TASK BRIEF: Using the listing below, please gather every line containing the word "Switchboard".

— begin RECORDED DATA —

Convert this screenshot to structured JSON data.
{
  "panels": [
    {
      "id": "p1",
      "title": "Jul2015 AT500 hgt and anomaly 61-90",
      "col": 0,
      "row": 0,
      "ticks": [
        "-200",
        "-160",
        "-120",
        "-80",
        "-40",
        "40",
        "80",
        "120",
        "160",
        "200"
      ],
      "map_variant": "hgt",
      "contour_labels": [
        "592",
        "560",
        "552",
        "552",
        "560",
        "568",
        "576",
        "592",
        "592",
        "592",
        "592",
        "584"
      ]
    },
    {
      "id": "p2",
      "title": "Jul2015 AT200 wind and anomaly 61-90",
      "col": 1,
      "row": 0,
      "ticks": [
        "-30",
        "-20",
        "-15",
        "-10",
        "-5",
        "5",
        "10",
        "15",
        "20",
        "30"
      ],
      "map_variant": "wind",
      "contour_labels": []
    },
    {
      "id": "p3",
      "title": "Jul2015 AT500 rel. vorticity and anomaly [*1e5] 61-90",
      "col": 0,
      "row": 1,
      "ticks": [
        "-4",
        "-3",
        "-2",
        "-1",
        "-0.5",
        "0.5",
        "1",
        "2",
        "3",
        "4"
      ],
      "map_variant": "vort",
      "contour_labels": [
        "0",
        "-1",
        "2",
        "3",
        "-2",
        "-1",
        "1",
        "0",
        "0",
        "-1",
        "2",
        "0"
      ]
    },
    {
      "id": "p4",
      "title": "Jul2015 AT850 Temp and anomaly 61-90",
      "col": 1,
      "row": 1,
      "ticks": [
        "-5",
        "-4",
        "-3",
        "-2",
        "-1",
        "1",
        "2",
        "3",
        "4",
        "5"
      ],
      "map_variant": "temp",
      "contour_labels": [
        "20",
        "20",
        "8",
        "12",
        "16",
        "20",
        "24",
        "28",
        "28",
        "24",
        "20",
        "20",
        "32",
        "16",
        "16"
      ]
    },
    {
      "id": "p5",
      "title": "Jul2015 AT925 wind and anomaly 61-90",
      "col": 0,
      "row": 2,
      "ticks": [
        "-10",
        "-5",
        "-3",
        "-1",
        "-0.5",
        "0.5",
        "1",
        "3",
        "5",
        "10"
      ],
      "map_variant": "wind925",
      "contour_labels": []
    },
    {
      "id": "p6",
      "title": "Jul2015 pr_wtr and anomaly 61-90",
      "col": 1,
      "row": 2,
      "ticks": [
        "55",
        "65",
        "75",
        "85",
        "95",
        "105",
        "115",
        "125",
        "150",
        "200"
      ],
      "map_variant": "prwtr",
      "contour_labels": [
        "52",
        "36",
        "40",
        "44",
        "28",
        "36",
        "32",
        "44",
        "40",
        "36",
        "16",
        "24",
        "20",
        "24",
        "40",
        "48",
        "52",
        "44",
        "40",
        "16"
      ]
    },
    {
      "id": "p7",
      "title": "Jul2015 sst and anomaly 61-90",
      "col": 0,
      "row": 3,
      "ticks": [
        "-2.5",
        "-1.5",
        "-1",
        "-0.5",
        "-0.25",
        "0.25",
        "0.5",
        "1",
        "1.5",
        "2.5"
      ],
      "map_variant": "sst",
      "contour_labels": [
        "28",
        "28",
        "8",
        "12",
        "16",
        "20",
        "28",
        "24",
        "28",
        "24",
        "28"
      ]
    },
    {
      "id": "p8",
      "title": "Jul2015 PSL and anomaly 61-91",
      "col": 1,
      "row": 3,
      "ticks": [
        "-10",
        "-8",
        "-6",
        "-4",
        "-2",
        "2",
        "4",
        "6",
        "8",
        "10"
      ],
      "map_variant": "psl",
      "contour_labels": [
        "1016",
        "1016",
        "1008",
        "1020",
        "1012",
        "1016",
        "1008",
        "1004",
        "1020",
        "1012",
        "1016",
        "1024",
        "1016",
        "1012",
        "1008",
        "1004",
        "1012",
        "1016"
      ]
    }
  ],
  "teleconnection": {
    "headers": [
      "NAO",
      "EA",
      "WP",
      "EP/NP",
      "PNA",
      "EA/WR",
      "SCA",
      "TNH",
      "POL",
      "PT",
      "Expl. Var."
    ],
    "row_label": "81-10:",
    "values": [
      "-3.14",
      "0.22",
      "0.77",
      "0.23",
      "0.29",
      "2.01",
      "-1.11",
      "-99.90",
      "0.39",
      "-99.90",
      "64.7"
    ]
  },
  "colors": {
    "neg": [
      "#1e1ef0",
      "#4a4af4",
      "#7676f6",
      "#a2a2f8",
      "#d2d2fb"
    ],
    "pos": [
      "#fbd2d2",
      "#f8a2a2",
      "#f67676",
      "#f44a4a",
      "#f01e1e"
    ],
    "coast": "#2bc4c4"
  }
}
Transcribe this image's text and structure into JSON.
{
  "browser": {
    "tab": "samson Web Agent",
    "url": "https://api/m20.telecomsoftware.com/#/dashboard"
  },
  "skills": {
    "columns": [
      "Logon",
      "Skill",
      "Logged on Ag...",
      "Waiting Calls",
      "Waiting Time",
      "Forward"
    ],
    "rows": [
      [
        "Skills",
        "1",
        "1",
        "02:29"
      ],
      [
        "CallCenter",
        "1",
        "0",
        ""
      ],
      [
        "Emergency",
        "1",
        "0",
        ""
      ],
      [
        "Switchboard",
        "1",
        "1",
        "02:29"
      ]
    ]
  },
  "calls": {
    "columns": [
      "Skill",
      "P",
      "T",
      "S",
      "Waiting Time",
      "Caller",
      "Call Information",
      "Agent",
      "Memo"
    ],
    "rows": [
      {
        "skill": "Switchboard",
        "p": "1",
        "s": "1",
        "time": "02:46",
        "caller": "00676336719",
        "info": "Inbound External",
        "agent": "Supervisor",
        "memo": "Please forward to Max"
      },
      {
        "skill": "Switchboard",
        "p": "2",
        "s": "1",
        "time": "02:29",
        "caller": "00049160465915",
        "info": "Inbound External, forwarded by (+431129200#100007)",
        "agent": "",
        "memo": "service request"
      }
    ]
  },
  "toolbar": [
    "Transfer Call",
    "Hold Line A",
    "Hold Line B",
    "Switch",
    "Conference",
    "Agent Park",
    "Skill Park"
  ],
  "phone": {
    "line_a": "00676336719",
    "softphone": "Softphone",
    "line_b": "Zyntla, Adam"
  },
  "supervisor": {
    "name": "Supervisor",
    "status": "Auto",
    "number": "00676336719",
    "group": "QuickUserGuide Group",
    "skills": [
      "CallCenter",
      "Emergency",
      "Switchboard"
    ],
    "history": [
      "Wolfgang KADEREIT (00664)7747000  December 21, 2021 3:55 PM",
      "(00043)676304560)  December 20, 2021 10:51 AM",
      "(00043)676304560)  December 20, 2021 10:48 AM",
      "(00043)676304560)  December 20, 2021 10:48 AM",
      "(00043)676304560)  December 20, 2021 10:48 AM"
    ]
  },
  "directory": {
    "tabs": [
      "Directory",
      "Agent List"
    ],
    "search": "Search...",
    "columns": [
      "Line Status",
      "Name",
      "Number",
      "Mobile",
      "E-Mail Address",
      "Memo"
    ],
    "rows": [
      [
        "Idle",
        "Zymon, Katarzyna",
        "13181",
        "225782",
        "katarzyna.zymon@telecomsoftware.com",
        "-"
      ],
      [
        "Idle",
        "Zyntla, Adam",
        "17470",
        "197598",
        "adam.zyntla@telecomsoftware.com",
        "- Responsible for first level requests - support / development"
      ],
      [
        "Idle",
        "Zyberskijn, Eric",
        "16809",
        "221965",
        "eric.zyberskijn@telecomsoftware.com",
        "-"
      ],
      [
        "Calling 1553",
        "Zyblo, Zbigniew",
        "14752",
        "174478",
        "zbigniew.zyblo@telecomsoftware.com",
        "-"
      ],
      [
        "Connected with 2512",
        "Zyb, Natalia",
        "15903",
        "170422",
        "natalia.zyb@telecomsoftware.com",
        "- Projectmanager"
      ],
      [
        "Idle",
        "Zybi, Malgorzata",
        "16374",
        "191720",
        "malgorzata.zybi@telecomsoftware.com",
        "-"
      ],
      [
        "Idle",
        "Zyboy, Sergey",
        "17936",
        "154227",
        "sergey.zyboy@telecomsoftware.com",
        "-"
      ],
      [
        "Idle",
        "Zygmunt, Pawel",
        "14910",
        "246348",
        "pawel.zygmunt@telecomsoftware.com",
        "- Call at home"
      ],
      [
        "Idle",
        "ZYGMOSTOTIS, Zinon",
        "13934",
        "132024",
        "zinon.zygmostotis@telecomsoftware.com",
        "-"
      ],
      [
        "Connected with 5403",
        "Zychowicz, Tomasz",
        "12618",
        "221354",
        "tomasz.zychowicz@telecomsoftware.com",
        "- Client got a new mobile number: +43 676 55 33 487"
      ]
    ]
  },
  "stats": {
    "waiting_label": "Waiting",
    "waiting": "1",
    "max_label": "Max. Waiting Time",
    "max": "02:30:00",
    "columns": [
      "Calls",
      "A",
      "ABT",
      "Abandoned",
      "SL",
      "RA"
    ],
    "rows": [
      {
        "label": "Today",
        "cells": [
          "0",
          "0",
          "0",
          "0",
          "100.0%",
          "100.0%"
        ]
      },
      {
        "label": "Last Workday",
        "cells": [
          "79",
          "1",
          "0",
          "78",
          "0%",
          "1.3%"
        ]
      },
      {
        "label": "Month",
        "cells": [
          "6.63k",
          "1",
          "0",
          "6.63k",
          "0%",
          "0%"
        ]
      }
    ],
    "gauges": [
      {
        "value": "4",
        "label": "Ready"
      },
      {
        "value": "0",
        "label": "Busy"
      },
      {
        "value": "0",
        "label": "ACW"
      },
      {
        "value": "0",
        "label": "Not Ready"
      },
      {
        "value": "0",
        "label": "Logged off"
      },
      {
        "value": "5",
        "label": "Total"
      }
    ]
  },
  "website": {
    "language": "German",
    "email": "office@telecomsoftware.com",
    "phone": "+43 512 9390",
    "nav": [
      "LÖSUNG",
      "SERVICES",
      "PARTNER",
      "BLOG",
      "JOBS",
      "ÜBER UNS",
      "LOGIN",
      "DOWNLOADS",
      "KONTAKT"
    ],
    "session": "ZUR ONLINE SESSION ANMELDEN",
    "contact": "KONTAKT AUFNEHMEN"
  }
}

— end RECORDED DATA —

RESPONSE TO THIS EXERCISE:
        "Switchboard",
        "skill": "Switchboard",
        "skill": "Switchboard",
      "Switchboard"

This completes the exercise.